JOB | Provide nothing but the number of lines containing the string "трансфертов".

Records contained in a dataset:
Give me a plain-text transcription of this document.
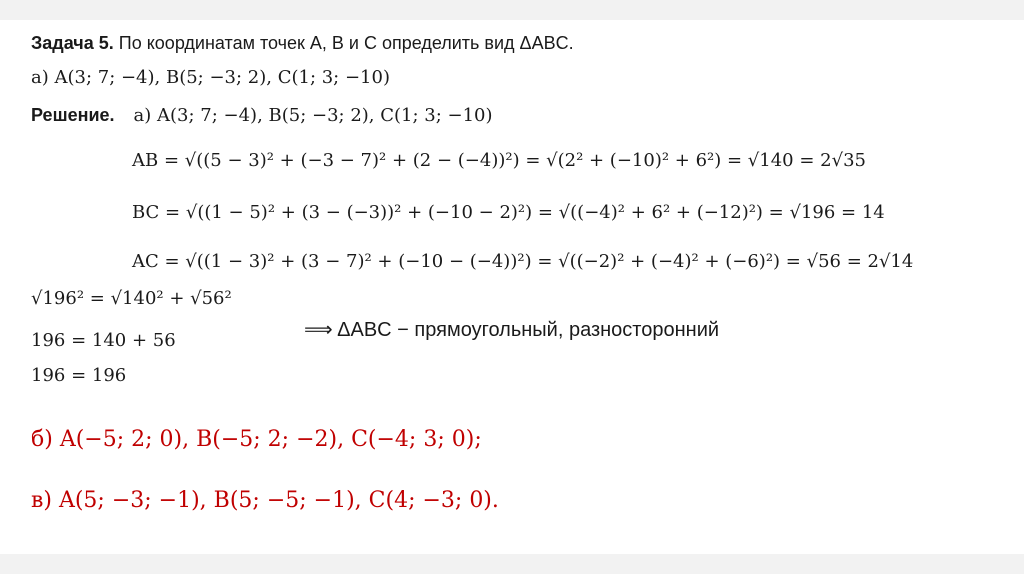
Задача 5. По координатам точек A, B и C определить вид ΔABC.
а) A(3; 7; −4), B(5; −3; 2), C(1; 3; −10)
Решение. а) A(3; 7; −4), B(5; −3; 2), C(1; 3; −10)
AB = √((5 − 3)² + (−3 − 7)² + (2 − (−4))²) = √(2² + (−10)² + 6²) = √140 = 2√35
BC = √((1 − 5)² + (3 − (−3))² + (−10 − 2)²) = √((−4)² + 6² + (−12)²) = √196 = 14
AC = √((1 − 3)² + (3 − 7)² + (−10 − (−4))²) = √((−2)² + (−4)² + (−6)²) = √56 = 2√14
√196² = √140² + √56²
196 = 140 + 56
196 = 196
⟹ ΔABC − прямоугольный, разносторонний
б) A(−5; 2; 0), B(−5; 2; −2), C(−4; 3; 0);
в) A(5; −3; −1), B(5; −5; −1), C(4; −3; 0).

* * *

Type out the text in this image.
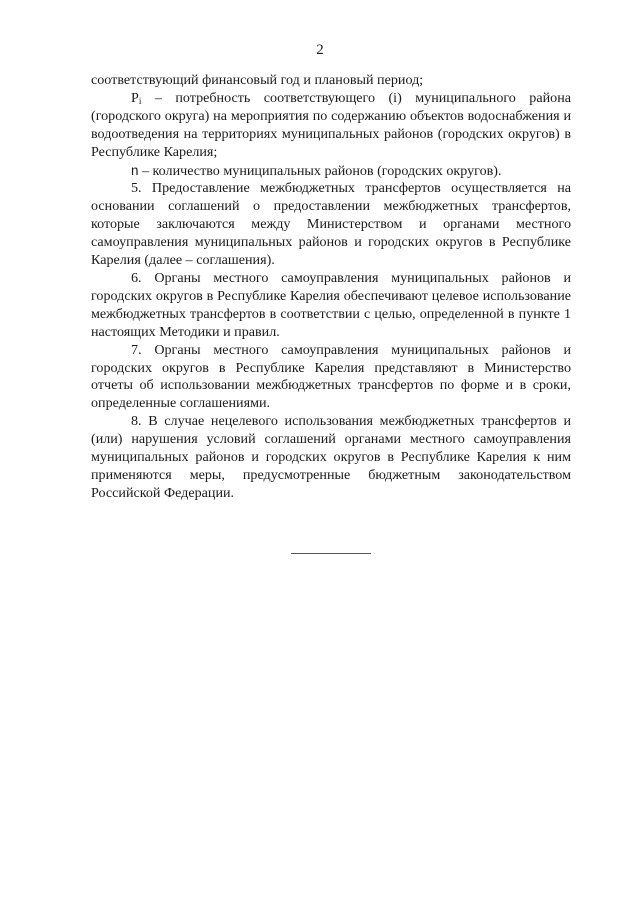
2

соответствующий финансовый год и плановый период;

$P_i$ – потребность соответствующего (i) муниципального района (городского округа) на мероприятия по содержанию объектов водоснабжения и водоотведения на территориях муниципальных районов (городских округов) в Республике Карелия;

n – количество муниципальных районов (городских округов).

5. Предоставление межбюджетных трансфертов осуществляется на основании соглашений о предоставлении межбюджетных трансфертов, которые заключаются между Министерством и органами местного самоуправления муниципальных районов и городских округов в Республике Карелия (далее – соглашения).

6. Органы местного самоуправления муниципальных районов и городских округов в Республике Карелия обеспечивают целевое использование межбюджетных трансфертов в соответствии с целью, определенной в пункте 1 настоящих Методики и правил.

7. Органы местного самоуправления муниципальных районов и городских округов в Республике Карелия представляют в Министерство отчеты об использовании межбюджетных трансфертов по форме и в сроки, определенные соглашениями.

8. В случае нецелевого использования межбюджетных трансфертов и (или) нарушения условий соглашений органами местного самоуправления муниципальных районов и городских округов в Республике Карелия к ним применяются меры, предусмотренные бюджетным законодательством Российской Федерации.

---

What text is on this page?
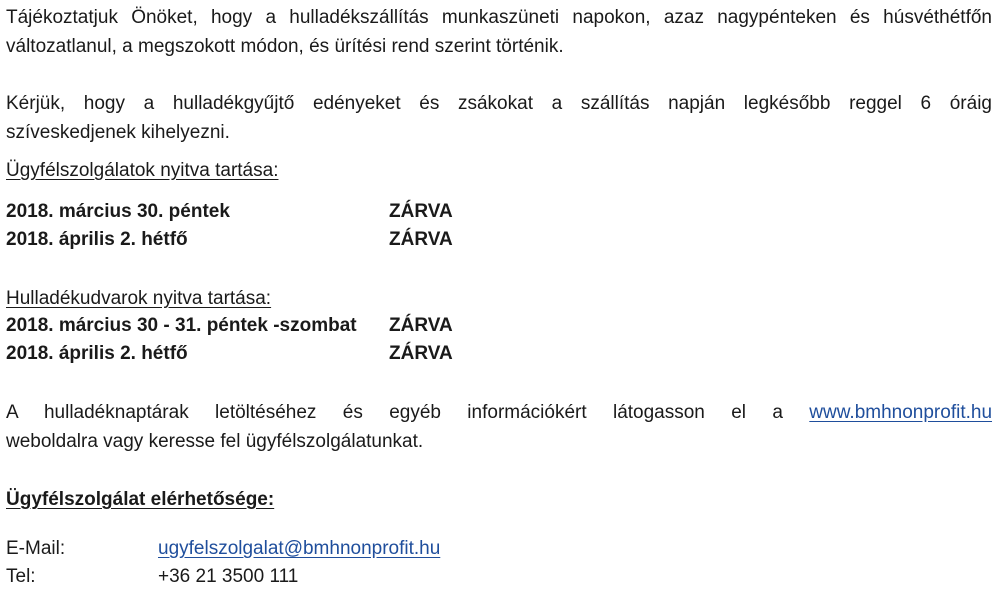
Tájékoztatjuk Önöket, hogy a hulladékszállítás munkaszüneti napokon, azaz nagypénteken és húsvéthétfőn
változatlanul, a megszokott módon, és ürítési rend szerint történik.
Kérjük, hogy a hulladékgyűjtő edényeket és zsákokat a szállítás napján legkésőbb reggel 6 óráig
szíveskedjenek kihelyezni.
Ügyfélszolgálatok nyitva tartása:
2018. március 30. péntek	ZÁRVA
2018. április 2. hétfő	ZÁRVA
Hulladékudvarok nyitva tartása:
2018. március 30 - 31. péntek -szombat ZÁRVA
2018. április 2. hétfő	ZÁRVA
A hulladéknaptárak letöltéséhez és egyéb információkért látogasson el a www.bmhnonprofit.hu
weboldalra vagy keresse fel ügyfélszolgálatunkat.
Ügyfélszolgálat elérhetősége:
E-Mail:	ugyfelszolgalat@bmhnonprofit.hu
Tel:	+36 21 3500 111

THE OUTPUT | 4